### ENTRIES SHOWN
********
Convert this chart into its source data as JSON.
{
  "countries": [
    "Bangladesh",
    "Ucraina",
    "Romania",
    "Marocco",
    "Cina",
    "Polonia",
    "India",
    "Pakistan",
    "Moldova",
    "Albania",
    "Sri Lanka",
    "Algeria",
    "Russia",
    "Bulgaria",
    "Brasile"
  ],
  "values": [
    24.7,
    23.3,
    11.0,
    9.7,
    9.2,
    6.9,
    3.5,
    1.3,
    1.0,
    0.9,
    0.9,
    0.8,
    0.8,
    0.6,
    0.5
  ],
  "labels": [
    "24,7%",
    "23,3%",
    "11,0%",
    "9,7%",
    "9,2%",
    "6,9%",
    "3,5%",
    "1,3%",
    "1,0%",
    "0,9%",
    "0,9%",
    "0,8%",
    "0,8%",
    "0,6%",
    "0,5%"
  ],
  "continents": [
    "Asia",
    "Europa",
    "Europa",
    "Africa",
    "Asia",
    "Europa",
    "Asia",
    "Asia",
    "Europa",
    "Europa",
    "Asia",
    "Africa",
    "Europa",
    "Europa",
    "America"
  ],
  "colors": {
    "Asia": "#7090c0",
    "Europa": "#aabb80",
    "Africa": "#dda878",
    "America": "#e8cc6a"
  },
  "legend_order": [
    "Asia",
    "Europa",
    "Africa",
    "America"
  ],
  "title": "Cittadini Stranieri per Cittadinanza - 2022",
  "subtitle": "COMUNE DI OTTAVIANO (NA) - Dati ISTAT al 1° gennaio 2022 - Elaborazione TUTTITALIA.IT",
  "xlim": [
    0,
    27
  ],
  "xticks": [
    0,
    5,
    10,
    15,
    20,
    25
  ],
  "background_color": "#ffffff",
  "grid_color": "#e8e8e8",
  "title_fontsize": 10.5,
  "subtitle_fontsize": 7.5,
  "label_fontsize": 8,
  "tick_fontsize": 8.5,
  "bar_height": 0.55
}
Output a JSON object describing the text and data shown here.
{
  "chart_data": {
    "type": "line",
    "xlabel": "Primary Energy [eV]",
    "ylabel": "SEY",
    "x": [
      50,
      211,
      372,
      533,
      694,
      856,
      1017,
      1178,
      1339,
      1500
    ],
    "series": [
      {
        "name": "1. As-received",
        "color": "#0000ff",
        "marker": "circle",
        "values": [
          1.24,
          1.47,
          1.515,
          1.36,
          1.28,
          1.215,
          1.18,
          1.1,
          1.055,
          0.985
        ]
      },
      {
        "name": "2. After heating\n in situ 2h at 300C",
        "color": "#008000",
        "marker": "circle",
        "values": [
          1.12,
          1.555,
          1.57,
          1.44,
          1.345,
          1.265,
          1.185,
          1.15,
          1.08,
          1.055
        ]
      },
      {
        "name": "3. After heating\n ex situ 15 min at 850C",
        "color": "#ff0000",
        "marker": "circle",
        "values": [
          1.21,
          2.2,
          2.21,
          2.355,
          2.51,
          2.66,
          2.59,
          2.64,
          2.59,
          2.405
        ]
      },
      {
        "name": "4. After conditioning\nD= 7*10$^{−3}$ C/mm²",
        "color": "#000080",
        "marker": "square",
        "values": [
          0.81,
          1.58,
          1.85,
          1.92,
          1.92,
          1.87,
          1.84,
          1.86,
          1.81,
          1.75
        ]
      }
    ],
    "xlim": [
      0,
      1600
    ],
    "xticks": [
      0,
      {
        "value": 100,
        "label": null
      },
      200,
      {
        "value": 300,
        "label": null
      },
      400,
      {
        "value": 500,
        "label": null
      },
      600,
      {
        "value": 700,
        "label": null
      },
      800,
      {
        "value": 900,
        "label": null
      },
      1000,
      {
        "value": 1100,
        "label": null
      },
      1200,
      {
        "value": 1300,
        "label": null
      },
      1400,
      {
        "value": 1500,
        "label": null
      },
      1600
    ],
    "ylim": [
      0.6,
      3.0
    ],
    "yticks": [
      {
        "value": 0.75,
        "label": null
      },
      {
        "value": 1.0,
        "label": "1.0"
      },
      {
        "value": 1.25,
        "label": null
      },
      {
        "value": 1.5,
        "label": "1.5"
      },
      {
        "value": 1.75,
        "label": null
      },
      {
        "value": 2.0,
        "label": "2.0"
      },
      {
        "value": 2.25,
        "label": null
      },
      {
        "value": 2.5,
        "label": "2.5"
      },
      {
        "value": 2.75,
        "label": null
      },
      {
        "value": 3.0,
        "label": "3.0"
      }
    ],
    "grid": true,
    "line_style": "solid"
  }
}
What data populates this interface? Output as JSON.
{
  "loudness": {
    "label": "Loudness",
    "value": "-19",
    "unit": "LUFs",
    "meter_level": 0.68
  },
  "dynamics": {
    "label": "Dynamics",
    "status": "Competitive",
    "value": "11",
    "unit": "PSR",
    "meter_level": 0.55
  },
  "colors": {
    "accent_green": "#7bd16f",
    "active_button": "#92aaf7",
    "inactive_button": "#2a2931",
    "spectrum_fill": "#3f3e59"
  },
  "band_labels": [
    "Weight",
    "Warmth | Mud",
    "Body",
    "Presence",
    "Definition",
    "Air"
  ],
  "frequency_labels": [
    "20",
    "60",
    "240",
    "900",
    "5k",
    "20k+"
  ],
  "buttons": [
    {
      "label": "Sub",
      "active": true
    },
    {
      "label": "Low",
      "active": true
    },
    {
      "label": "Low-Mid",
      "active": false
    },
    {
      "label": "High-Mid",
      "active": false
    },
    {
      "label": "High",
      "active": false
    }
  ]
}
********
### SHORT PROBLEM
Everything in the listing above should be restated exactly.

### COMPLETE ANSWER
Convert this chart into its source data as JSON.
{
  "countries": [
    "Bangladesh",
    "Ucraina",
    "Romania",
    "Marocco",
    "Cina",
    "Polonia",
    "India",
    "Pakistan",
    "Moldova",
    "Albania",
    "Sri Lanka",
    "Algeria",
    "Russia",
    "Bulgaria",
    "Brasile"
  ],
  "values": [
    24.7,
    23.3,
    11.0,
    9.7,
    9.2,
    6.9,
    3.5,
    1.3,
    1.0,
    0.9,
    0.9,
    0.8,
    0.8,
    0.6,
    0.5
  ],
  "labels": [
    "24,7%",
    "23,3%",
    "11,0%",
    "9,7%",
    "9,2%",
    "6,9%",
    "3,5%",
    "1,3%",
    "1,0%",
    "0,9%",
    "0,9%",
    "0,8%",
    "0,8%",
    "0,6%",
    "0,5%"
  ],
  "continents": [
    "Asia",
    "Europa",
    "Europa",
    "Africa",
    "Asia",
    "Europa",
    "Asia",
    "Asia",
    "Europa",
    "Europa",
    "Asia",
    "Africa",
    "Europa",
    "Europa",
    "America"
  ],
  "colors": {
    "Asia": "#7090c0",
    "Europa": "#aabb80",
    "Africa": "#dda878",
    "America": "#e8cc6a"
  },
  "legend_order": [
    "Asia",
    "Europa",
    "Africa",
    "America"
  ],
  "title": "Cittadini Stranieri per Cittadinanza - 2022",
  "subtitle": "COMUNE DI OTTAVIANO (NA) - Dati ISTAT al 1° gennaio 2022 - Elaborazione TUTTITALIA.IT",
  "xlim": [
    0,
    27
  ],
  "xticks": [
    0,
    5,
    10,
    15,
    20,
    25
  ],
  "background_color": "#ffffff",
  "grid_color": "#e8e8e8",
  "title_fontsize": 10.5,
  "subtitle_fontsize": 7.5,
  "label_fontsize": 8,
  "tick_fontsize": 8.5,
  "bar_height": 0.55
}
Output a JSON object describing the text and data shown here.
{
  "chart_data": {
    "type": "line",
    "xlabel": "Primary Energy [eV]",
    "ylabel": "SEY",
    "x": [
      50,
      211,
      372,
      533,
      694,
      856,
      1017,
      1178,
      1339,
      1500
    ],
    "series": [
      {
        "name": "1. As-received",
        "color": "#0000ff",
        "marker": "circle",
        "values": [
          1.24,
          1.47,
          1.515,
          1.36,
          1.28,
          1.215,
          1.18,
          1.1,
          1.055,
          0.985
        ]
      },
      {
        "name": "2. After heating\n in situ 2h at 300C",
        "color": "#008000",
        "marker": "circle",
        "values": [
          1.12,
          1.555,
          1.57,
          1.44,
          1.345,
          1.265,
          1.185,
          1.15,
          1.08,
          1.055
        ]
      },
      {
        "name": "3. After heating\n ex situ 15 min at 850C",
        "color": "#ff0000",
        "marker": "circle",
        "values": [
          1.21,
          2.2,
          2.21,
          2.355,
          2.51,
          2.66,
          2.59,
          2.64,
          2.59,
          2.405
        ]
      },
      {
        "name": "4. After conditioning\nD= 7*10$^{−3}$ C/mm²",
        "color": "#000080",
        "marker": "square",
        "values": [
          0.81,
          1.58,
          1.85,
          1.92,
          1.92,
          1.87,
          1.84,
          1.86,
          1.81,
          1.75
        ]
      }
    ],
    "xlim": [
      0,
      1600
    ],
    "xticks": [
      0,
      {
        "value": 100,
        "label": null
      },
      200,
      {
        "value": 300,
        "label": null
      },
      400,
      {
        "value": 500,
        "label": null
      },
      600,
      {
        "value": 700,
        "label": null
      },
      800,
      {
        "value": 900,
        "label": null
      },
      1000,
      {
        "value": 1100,
        "label": null
      },
      1200,
      {
        "value": 1300,
        "label": null
      },
      1400,
      {
        "value": 1500,
        "label": null
      },
      1600
    ],
    "ylim": [
      0.6,
      3.0
    ],
    "yticks": [
      {
        "value": 0.75,
        "label": null
      },
      {
        "value": 1.0,
        "label": "1.0"
      },
      {
        "value": 1.25,
        "label": null
      },
      {
        "value": 1.5,
        "label": "1.5"
      },
      {
        "value": 1.75,
        "label": null
      },
      {
        "value": 2.0,
        "label": "2.0"
      },
      {
        "value": 2.25,
        "label": null
      },
      {
        "value": 2.5,
        "label": "2.5"
      },
      {
        "value": 2.75,
        "label": null
      },
      {
        "value": 3.0,
        "label": "3.0"
      }
    ],
    "grid": true,
    "line_style": "solid"
  }
}
What data populates this interface? Output as JSON.
{
  "loudness": {
    "label": "Loudness",
    "value": "-19",
    "unit": "LUFs",
    "meter_level": 0.68
  },
  "dynamics": {
    "label": "Dynamics",
    "status": "Competitive",
    "value": "11",
    "unit": "PSR",
    "meter_level": 0.55
  },
  "colors": {
    "accent_green": "#7bd16f",
    "active_button": "#92aaf7",
    "inactive_button": "#2a2931",
    "spectrum_fill": "#3f3e59"
  },
  "band_labels": [
    "Weight",
    "Warmth | Mud",
    "Body",
    "Presence",
    "Definition",
    "Air"
  ],
  "frequency_labels": [
    "20",
    "60",
    "240",
    "900",
    "5k",
    "20k+"
  ],
  "buttons": [
    {
      "label": "Sub",
      "active": true
    },
    {
      "label": "Low",
      "active": true
    },
    {
      "label": "Low-Mid",
      "active": false
    },
    {
      "label": "High-Mid",
      "active": false
    },
    {
      "label": "High",
      "active": false
    }
  ]
}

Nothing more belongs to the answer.